— Begin SUPPLIED DATA —
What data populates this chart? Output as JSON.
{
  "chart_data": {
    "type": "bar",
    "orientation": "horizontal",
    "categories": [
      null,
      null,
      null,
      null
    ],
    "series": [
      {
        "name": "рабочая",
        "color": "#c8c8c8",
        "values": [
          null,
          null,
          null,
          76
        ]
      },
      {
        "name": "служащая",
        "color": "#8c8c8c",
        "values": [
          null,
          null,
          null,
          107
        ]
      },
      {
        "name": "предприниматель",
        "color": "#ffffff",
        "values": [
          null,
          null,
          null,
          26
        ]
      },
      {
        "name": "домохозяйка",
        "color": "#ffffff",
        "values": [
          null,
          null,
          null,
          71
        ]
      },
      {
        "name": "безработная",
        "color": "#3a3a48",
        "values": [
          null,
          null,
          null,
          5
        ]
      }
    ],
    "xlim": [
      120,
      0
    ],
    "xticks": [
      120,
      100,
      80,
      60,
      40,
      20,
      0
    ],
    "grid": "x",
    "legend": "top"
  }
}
— End SUPPLIED DATA —
**TASK INSTRUCTIONS**.
Take the lines above and retype all of them exactly.

**EXERCISE RESULT**.
What data populates this chart? Output as JSON.
{
  "chart_data": {
    "type": "bar",
    "orientation": "horizontal",
    "categories": [
      null,
      null,
      null,
      null
    ],
    "series": [
      {
        "name": "рабочая",
        "color": "#c8c8c8",
        "values": [
          null,
          null,
          null,
          76
        ]
      },
      {
        "name": "служащая",
        "color": "#8c8c8c",
        "values": [
          null,
          null,
          null,
          107
        ]
      },
      {
        "name": "предприниматель",
        "color": "#ffffff",
        "values": [
          null,
          null,
          null,
          26
        ]
      },
      {
        "name": "домохозяйка",
        "color": "#ffffff",
        "values": [
          null,
          null,
          null,
          71
        ]
      },
      {
        "name": "безработная",
        "color": "#3a3a48",
        "values": [
          null,
          null,
          null,
          5
        ]
      }
    ],
    "xlim": [
      120,
      0
    ],
    "xticks": [
      120,
      100,
      80,
      60,
      40,
      20,
      0
    ],
    "grid": "x",
    "legend": "top"
  }
}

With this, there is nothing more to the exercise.